Work out how many lines of the records contain "Loras". Answer with the number and nothing else.
— START OF Data in this exercise —
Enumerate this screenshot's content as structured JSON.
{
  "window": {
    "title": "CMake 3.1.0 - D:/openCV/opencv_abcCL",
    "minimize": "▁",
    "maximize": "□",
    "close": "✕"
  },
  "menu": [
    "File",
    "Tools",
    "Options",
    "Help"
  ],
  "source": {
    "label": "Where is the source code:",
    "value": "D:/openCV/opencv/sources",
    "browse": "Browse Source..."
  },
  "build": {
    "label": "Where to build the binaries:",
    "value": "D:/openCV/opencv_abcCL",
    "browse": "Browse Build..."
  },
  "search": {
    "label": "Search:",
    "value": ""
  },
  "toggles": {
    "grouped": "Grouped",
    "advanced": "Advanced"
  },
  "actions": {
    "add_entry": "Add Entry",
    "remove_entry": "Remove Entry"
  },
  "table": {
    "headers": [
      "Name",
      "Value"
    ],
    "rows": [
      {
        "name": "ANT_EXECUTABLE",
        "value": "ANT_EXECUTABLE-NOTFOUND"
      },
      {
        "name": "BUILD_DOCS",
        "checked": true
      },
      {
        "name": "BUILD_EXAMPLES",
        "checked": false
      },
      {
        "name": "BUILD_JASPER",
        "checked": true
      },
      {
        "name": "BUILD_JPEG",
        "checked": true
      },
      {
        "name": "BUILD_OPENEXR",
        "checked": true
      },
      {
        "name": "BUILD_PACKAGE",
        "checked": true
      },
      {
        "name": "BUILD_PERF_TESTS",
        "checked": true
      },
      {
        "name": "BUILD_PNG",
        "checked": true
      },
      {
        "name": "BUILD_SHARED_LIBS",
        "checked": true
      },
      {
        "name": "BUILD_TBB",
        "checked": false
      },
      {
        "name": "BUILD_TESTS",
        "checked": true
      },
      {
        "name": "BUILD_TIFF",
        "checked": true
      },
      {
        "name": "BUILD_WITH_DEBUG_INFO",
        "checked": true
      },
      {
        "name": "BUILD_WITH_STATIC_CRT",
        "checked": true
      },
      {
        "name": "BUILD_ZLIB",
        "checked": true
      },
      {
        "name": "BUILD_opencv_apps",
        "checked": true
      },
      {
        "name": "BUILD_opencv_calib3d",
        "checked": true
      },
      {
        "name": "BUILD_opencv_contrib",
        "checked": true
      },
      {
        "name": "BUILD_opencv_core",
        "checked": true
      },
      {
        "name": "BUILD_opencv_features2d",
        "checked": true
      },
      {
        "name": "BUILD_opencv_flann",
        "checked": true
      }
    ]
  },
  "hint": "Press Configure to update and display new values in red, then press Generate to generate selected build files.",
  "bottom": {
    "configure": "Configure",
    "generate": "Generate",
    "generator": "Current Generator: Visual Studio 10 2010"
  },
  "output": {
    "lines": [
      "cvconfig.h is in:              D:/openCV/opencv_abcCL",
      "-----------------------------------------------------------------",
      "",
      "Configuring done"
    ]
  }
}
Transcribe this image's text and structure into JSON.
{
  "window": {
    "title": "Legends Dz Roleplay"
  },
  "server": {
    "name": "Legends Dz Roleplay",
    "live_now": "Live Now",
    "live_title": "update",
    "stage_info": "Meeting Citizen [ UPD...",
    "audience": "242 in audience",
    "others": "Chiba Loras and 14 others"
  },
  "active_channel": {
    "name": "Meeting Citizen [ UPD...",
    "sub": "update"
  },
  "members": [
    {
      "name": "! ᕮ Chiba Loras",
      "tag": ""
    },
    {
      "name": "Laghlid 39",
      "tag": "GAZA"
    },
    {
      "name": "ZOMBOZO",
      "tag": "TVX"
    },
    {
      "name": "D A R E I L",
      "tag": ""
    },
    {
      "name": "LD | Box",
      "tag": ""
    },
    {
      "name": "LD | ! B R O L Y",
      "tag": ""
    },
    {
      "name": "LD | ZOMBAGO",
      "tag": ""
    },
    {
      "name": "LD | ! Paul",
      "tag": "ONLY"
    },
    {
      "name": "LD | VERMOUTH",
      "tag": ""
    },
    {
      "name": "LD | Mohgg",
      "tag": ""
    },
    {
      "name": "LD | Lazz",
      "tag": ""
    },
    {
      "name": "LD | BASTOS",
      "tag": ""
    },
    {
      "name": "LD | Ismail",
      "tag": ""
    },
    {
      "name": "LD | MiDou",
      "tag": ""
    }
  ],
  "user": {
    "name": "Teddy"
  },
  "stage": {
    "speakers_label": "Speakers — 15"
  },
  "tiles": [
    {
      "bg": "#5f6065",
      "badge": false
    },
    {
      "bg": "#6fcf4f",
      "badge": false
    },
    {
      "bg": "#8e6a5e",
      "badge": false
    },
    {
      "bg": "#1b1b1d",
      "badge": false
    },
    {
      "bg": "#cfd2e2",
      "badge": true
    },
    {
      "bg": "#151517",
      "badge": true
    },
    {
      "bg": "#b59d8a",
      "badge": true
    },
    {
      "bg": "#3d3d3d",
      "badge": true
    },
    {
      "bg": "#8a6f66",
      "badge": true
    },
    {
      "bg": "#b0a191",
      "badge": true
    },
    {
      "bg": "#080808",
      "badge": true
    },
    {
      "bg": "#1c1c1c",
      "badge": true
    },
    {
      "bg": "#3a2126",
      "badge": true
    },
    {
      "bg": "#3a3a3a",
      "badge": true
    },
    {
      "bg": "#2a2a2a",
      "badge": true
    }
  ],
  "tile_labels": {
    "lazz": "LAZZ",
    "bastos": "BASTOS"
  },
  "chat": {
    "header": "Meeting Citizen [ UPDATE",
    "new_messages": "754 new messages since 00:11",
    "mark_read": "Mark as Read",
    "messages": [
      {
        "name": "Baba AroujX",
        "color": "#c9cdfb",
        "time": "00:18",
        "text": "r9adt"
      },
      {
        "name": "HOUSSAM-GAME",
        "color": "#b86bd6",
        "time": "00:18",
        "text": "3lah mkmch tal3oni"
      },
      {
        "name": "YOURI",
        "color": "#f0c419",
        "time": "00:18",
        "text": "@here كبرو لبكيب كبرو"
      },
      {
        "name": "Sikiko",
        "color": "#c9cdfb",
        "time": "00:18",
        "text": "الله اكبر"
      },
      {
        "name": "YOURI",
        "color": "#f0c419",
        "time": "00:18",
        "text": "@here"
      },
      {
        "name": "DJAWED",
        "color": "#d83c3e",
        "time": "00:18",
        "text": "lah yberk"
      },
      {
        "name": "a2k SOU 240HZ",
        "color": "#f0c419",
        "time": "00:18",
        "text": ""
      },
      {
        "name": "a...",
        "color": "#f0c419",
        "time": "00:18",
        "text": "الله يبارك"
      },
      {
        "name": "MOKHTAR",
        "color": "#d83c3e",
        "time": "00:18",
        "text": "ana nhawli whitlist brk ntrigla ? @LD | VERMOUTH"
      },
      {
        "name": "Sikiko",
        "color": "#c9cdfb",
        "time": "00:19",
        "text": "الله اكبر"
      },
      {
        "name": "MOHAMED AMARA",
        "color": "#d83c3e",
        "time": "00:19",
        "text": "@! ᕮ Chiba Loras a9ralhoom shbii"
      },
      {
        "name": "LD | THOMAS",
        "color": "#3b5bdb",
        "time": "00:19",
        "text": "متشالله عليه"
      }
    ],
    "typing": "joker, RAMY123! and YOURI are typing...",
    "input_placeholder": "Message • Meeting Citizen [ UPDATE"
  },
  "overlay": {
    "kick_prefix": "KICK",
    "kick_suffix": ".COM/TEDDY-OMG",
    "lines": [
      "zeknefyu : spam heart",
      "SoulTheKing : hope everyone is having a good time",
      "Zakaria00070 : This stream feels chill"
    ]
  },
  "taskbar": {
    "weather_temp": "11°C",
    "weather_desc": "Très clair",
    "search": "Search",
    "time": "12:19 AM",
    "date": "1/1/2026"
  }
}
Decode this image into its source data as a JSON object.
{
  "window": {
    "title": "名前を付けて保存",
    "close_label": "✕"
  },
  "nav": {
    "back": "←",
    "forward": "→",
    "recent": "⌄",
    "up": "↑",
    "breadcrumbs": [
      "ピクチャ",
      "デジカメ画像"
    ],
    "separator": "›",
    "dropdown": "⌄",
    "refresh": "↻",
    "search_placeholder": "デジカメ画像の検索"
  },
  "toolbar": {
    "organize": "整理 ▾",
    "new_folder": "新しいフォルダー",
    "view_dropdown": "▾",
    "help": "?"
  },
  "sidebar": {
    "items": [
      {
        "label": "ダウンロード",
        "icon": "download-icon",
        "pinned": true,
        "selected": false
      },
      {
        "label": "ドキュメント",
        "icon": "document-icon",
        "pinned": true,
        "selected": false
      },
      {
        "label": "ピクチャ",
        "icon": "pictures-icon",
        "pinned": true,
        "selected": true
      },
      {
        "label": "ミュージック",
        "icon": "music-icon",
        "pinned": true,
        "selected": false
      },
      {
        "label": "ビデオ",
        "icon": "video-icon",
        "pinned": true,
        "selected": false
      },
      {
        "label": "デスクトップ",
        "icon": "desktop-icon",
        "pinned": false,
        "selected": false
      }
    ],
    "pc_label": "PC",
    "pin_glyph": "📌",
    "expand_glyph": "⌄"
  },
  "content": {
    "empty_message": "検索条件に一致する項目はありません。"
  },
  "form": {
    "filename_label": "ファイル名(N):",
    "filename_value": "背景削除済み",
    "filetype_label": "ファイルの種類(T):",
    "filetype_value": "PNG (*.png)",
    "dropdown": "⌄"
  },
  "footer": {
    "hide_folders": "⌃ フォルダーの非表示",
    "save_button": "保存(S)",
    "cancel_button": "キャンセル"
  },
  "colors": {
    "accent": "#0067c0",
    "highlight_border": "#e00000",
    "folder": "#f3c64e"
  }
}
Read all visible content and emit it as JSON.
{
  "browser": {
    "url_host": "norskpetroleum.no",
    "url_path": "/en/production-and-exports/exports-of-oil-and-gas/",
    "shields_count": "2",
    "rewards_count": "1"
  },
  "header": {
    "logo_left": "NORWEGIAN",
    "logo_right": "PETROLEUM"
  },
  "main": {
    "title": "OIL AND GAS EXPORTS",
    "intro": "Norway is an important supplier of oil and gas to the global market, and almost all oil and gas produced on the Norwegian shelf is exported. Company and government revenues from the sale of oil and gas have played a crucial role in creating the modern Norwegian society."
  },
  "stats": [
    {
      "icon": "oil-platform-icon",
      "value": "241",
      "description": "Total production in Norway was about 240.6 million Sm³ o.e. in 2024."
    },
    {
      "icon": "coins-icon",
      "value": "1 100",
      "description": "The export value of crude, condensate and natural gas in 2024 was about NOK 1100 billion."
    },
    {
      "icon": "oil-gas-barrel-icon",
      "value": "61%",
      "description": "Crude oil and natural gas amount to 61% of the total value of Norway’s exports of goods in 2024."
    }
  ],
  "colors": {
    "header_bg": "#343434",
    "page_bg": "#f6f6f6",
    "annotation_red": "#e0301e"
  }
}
— END OF Data in this exercise —
- Output below -
3